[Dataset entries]
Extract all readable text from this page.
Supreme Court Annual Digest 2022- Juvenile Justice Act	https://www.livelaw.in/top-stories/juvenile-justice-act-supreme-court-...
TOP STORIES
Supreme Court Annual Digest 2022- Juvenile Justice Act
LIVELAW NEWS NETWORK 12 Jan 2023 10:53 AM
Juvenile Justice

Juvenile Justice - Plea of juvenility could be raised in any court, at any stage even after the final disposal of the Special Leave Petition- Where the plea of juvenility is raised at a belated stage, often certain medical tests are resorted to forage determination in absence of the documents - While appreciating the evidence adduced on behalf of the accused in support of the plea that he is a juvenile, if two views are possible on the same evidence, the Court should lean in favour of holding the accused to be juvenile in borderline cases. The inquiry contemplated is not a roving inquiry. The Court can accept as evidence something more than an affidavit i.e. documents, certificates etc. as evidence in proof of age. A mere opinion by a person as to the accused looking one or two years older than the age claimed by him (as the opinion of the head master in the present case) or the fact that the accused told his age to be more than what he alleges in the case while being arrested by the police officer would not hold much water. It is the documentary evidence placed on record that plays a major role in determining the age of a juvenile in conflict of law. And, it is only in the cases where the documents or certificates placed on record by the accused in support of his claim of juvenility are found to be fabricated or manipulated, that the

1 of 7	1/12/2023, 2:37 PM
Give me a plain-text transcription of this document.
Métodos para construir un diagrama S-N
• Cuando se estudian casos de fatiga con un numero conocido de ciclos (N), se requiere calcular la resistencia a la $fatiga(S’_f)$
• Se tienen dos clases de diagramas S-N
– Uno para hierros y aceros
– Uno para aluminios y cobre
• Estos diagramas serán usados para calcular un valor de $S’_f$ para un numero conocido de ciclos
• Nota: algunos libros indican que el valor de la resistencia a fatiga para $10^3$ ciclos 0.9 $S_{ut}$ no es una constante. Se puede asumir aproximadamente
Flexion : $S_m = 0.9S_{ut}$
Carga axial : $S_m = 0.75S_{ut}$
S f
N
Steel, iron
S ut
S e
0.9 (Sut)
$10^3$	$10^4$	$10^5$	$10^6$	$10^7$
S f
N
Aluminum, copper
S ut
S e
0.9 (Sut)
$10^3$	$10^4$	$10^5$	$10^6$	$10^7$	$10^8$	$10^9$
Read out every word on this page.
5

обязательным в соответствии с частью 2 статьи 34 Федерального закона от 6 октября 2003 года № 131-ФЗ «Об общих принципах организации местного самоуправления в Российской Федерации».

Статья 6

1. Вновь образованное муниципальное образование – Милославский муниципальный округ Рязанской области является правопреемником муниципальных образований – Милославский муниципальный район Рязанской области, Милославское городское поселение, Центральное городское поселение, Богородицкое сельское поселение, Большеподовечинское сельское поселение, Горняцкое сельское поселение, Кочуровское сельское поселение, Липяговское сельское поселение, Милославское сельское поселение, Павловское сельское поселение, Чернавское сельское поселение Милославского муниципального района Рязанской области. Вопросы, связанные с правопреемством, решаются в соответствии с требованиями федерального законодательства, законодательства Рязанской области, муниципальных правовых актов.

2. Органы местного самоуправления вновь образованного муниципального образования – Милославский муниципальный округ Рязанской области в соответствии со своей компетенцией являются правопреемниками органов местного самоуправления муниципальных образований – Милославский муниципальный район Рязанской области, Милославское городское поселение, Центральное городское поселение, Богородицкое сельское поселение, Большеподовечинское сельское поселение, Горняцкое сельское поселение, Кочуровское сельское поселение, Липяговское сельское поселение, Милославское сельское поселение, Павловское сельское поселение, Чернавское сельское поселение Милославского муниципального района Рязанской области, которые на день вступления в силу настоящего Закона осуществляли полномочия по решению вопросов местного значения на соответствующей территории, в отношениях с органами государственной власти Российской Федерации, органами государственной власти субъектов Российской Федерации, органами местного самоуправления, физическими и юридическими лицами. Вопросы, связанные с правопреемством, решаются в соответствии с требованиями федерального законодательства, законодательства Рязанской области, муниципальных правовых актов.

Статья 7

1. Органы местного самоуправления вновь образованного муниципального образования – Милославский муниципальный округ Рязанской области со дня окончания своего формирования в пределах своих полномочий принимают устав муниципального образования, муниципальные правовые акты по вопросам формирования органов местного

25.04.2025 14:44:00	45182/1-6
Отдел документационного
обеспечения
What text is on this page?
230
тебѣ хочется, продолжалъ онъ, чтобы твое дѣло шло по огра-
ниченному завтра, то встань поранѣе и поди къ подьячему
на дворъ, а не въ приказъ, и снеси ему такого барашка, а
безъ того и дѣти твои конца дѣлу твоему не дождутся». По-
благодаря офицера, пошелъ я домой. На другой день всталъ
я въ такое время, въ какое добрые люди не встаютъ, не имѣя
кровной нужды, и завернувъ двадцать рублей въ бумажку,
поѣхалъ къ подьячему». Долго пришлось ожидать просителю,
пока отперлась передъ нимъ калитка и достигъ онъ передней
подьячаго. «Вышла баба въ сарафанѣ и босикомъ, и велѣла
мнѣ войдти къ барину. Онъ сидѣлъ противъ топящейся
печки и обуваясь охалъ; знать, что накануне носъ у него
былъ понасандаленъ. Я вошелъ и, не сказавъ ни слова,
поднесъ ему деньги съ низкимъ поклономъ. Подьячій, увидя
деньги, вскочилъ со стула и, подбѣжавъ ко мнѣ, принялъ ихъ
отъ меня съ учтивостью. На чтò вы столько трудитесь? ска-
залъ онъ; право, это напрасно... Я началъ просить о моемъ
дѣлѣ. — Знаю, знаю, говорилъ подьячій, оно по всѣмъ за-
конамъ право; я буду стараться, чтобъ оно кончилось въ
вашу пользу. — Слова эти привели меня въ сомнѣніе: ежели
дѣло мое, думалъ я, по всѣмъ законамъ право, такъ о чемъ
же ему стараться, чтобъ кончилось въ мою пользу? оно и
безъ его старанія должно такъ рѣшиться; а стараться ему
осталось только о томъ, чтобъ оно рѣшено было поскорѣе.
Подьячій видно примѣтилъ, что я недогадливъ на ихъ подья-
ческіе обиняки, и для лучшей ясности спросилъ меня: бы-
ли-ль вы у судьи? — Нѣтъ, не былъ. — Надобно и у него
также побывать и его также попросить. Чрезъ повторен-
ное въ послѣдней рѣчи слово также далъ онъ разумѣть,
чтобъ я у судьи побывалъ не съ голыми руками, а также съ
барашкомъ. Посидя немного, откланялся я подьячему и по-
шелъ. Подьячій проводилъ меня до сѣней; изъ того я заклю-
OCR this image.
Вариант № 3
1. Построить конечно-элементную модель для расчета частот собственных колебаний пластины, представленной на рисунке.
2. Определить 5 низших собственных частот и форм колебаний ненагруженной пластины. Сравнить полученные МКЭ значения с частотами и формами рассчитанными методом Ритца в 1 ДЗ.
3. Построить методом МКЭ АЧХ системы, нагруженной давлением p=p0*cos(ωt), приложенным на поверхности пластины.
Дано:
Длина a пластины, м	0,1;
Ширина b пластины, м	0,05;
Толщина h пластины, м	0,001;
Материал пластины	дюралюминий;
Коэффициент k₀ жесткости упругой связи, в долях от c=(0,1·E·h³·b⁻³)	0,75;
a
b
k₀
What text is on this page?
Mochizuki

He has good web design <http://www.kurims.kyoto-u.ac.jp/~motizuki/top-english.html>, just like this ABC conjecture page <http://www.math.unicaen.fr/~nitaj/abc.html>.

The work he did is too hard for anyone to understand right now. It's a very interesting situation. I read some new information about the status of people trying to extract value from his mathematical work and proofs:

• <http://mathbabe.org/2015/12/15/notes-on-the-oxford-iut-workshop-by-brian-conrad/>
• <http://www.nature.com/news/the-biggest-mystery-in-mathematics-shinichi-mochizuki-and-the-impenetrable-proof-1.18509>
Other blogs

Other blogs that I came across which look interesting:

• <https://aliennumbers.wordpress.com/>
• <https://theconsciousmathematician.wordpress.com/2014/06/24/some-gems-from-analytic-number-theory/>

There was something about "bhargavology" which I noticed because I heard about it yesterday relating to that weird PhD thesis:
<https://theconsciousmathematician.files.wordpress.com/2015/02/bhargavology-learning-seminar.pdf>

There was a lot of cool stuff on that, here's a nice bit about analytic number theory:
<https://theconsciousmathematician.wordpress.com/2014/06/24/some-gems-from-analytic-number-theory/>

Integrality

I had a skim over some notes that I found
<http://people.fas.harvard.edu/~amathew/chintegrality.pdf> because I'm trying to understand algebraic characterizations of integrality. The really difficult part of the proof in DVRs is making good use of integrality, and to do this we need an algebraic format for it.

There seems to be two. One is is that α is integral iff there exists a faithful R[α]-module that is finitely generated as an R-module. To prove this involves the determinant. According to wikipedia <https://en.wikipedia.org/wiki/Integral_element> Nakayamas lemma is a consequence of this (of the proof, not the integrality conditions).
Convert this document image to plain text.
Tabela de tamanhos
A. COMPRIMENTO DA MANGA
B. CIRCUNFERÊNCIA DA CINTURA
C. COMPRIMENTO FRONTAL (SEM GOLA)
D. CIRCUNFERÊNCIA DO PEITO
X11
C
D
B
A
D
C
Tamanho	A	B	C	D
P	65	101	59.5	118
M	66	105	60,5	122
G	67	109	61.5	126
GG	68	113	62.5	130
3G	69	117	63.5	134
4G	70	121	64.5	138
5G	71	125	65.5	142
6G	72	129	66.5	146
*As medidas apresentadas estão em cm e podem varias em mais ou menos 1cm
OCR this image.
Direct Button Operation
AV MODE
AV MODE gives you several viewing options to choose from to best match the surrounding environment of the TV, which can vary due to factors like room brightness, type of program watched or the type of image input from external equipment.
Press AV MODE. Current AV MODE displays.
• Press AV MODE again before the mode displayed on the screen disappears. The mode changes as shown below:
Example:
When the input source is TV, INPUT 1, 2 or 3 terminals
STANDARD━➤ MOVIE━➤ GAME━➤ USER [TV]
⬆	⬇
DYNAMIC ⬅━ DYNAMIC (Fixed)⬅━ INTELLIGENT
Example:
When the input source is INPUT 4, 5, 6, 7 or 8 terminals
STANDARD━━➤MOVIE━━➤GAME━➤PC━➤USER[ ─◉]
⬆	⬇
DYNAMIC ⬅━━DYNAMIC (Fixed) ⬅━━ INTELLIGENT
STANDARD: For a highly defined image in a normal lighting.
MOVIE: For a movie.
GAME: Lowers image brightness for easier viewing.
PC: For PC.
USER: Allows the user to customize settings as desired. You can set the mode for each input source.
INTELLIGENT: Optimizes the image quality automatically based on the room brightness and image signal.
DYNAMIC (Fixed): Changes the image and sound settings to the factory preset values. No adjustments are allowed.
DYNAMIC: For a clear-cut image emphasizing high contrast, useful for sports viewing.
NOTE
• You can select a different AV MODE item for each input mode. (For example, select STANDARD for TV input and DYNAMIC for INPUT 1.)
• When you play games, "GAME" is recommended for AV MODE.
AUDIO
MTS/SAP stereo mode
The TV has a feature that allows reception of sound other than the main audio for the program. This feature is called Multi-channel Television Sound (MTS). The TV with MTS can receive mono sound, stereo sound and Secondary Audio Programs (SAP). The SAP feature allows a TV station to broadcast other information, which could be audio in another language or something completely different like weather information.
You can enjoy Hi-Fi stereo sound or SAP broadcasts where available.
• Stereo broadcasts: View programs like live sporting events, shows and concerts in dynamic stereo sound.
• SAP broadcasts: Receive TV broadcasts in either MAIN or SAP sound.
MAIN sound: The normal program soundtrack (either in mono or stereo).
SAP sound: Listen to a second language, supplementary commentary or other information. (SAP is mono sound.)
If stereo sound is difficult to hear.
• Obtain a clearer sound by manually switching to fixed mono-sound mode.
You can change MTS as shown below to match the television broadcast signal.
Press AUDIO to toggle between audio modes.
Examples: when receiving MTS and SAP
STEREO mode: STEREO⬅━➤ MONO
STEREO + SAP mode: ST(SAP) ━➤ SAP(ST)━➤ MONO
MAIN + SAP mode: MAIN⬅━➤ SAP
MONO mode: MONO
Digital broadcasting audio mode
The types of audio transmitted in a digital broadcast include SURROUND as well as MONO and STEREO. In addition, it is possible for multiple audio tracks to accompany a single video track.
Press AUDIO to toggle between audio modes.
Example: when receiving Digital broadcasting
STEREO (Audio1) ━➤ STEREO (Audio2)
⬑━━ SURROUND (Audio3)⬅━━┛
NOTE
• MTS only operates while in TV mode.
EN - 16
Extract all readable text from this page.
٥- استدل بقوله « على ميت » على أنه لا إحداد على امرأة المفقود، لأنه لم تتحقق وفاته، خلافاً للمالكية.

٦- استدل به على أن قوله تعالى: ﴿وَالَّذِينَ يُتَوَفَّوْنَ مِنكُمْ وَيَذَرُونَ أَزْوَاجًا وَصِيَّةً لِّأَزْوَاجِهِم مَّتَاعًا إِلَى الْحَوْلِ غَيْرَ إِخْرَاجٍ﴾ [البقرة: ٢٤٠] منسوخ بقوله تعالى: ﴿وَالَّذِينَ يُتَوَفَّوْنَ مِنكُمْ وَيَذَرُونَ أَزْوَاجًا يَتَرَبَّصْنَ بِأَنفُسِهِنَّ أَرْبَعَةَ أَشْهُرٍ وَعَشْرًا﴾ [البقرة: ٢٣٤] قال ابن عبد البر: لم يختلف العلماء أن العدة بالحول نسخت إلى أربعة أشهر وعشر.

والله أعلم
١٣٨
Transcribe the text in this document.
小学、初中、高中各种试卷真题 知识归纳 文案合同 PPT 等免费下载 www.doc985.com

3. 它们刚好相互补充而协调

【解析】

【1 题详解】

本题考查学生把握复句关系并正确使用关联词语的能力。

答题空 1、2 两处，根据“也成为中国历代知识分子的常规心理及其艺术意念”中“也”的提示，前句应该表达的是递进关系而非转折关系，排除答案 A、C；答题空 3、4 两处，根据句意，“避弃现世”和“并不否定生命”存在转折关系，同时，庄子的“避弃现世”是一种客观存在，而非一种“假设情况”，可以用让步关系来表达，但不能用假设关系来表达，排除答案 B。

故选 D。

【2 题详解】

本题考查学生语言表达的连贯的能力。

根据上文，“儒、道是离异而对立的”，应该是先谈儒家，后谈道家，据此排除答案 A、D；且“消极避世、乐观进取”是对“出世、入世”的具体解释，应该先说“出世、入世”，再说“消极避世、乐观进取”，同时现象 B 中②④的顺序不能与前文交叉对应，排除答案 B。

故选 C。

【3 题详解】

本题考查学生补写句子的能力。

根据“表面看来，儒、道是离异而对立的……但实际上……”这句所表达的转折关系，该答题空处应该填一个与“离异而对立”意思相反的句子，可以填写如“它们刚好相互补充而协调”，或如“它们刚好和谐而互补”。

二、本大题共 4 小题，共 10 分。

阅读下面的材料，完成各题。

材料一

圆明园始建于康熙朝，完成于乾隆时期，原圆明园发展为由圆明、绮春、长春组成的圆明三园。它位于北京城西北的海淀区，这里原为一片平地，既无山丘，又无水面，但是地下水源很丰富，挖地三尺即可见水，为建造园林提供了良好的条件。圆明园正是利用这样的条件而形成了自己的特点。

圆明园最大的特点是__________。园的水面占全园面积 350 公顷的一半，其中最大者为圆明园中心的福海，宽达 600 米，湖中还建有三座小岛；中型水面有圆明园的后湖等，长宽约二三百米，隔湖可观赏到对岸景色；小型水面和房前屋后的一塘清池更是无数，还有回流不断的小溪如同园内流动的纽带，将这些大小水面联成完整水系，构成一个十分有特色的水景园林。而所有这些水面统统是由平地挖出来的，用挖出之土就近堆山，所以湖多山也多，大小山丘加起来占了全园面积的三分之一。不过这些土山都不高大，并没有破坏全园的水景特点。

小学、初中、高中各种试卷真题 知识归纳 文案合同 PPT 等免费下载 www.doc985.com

Exercise brief: The word "собственных" appears in how many lines of the records? Give the number only.

Written response: 2